CHALLENGE
Lift every line from the entries that includes the word "bilan".

GIVEN INFORMATION
········

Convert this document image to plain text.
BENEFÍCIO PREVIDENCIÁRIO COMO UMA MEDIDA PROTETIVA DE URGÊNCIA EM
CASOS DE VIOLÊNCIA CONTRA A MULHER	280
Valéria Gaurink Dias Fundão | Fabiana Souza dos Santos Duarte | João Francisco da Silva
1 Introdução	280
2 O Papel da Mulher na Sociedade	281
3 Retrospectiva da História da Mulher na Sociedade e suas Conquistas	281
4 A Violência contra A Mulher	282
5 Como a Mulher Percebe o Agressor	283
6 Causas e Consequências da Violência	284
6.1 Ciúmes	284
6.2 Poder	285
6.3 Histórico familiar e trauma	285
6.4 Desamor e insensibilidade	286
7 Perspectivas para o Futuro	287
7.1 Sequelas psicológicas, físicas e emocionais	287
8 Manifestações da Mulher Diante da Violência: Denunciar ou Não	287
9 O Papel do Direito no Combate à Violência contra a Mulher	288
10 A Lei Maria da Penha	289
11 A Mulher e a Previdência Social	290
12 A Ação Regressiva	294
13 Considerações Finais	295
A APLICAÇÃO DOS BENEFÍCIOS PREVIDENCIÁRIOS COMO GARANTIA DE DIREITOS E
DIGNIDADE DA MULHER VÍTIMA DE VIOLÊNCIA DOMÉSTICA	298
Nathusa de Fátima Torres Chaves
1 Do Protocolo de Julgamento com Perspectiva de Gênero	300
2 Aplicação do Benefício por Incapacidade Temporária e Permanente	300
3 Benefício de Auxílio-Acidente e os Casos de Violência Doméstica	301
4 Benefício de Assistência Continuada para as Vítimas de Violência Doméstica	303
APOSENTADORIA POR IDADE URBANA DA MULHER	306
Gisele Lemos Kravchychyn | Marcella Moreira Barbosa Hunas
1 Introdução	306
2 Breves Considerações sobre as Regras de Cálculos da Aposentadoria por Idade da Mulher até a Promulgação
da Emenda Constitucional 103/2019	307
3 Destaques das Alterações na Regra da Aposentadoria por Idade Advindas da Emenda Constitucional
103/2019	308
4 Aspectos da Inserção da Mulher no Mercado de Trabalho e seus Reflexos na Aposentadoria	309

········

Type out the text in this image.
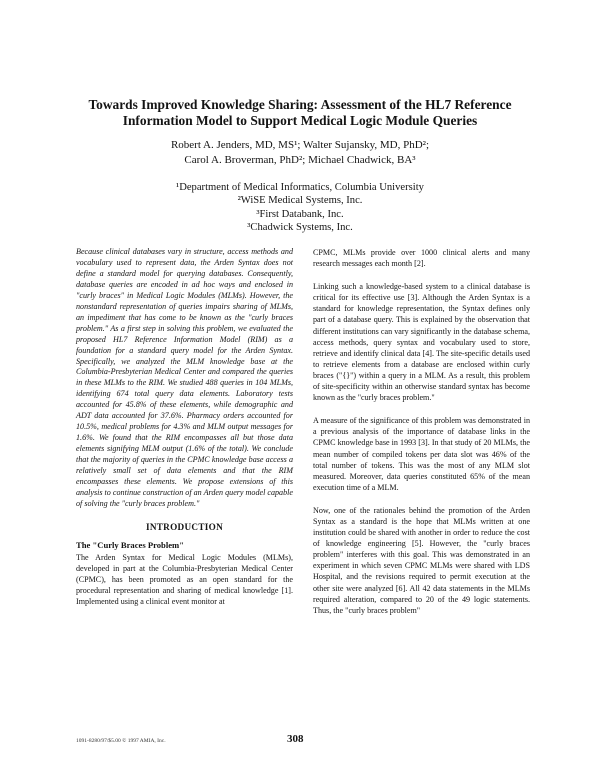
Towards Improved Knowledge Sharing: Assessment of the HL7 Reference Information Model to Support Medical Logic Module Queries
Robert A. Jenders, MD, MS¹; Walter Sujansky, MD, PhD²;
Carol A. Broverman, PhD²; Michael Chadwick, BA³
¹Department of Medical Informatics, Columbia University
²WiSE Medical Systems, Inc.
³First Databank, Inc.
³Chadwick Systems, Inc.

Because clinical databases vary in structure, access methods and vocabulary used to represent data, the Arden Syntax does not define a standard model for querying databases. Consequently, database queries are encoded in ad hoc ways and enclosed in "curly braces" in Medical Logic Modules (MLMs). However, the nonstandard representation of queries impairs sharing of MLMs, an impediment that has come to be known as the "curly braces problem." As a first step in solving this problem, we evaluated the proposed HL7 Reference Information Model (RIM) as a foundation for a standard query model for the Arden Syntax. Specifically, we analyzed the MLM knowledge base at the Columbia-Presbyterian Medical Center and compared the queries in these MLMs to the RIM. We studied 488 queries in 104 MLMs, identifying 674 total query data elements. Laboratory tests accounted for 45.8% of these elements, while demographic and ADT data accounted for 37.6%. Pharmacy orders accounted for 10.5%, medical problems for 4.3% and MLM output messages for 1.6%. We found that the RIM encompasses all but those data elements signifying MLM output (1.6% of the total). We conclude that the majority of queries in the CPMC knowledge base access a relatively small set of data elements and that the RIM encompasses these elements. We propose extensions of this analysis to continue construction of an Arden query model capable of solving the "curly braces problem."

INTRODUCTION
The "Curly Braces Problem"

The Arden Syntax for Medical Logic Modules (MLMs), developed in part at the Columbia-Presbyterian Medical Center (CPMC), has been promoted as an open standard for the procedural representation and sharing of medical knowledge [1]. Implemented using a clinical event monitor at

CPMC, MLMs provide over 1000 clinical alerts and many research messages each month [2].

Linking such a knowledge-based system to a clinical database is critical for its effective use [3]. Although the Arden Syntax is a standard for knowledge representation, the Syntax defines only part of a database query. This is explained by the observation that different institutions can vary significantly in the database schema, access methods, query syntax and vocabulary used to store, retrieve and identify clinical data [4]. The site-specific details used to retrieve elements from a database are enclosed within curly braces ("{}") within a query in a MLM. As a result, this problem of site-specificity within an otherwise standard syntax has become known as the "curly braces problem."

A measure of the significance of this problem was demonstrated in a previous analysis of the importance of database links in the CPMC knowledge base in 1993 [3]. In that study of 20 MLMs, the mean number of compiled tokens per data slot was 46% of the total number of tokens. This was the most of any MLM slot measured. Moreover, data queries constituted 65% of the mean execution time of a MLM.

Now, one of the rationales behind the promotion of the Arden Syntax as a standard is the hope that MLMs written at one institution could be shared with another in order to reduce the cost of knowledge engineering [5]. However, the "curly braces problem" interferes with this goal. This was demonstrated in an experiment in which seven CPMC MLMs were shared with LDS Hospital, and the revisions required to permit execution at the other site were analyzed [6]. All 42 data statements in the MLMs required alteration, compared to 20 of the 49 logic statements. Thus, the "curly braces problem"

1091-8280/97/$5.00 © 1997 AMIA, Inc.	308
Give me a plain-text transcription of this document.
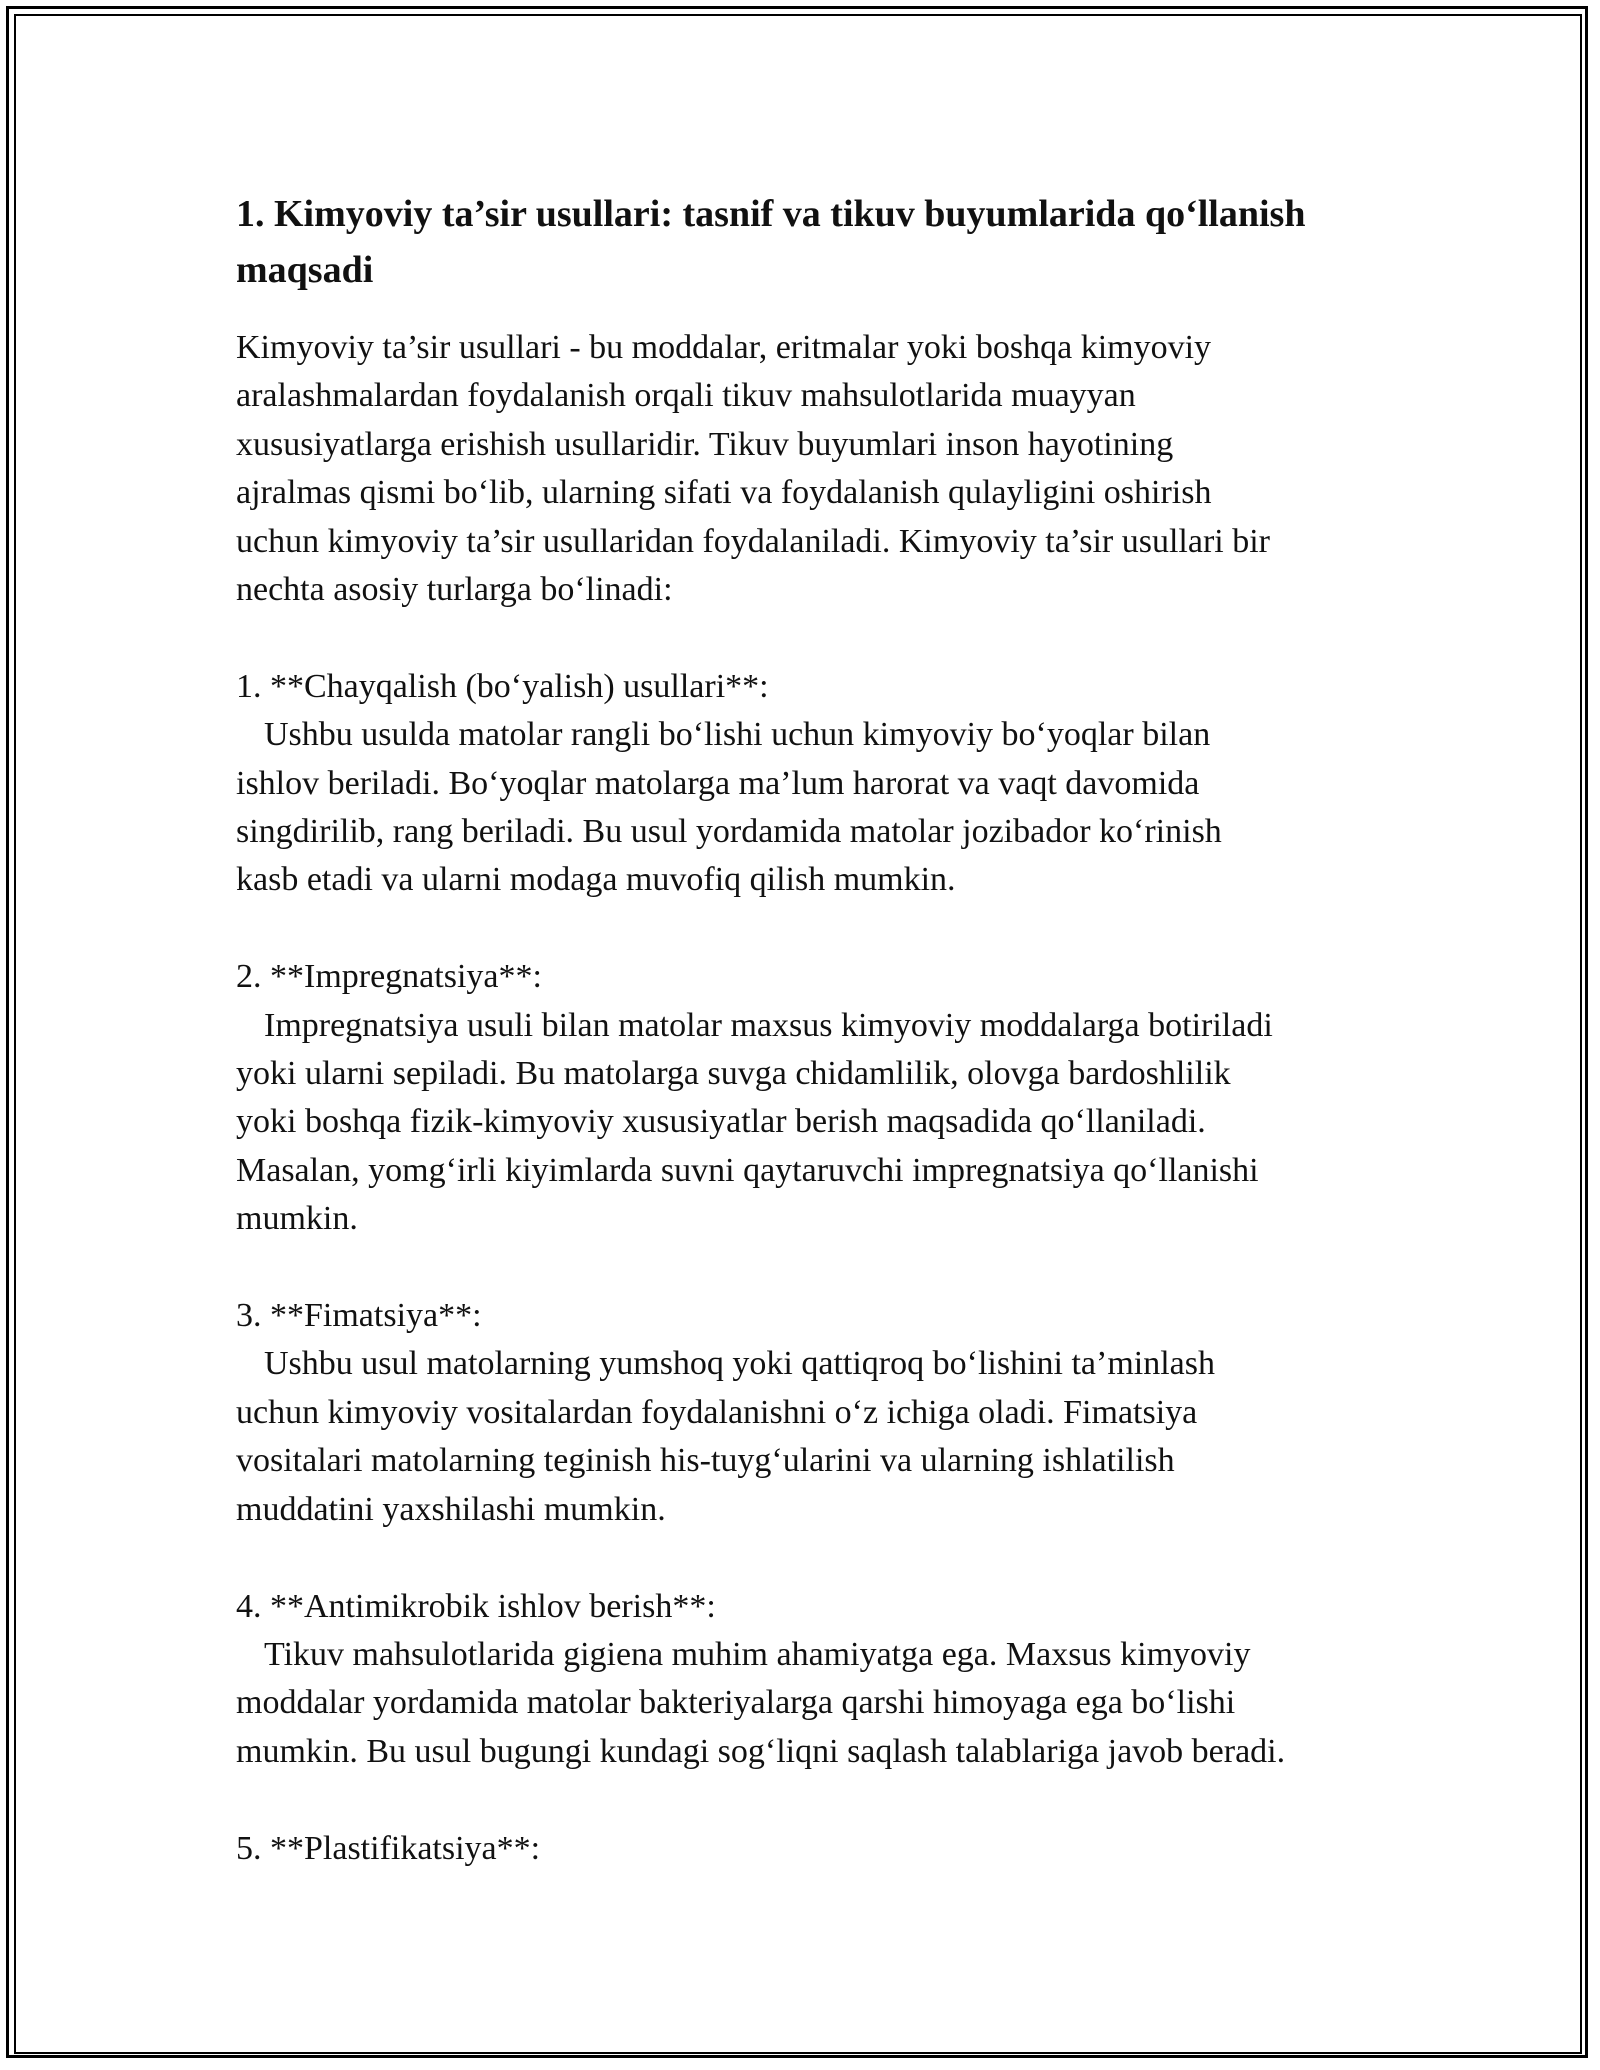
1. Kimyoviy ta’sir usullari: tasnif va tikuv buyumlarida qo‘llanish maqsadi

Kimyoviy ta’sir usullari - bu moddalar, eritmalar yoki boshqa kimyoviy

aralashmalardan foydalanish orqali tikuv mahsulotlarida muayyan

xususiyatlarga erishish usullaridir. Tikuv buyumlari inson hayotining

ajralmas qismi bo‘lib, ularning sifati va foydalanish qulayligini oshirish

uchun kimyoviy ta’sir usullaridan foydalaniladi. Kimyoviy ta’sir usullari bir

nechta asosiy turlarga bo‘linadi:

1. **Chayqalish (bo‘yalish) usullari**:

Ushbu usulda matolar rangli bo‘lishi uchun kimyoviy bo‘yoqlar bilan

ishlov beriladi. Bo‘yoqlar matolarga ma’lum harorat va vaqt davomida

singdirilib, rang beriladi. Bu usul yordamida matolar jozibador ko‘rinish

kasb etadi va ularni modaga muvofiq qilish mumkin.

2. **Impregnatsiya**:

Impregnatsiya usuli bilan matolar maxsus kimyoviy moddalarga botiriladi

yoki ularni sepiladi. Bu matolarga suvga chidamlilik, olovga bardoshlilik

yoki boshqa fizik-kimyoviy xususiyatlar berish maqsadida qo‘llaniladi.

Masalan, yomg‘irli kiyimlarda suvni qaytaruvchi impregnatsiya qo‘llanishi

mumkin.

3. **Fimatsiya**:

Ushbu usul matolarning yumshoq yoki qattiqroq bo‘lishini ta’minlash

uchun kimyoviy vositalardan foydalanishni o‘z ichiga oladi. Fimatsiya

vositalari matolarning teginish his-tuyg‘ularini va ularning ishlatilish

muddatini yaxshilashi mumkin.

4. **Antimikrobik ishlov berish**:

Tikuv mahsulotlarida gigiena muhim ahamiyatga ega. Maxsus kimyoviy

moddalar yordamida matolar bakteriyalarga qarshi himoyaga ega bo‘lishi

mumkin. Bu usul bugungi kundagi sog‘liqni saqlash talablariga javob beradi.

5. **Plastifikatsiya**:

········

WRITTEN ANSWER
Ushbu usulda matolar rangli bo‘lishi uchun kimyoviy bo‘yoqlar bilan
Impregnatsiya usuli bilan matolar maxsus kimyoviy moddalarga botiriladi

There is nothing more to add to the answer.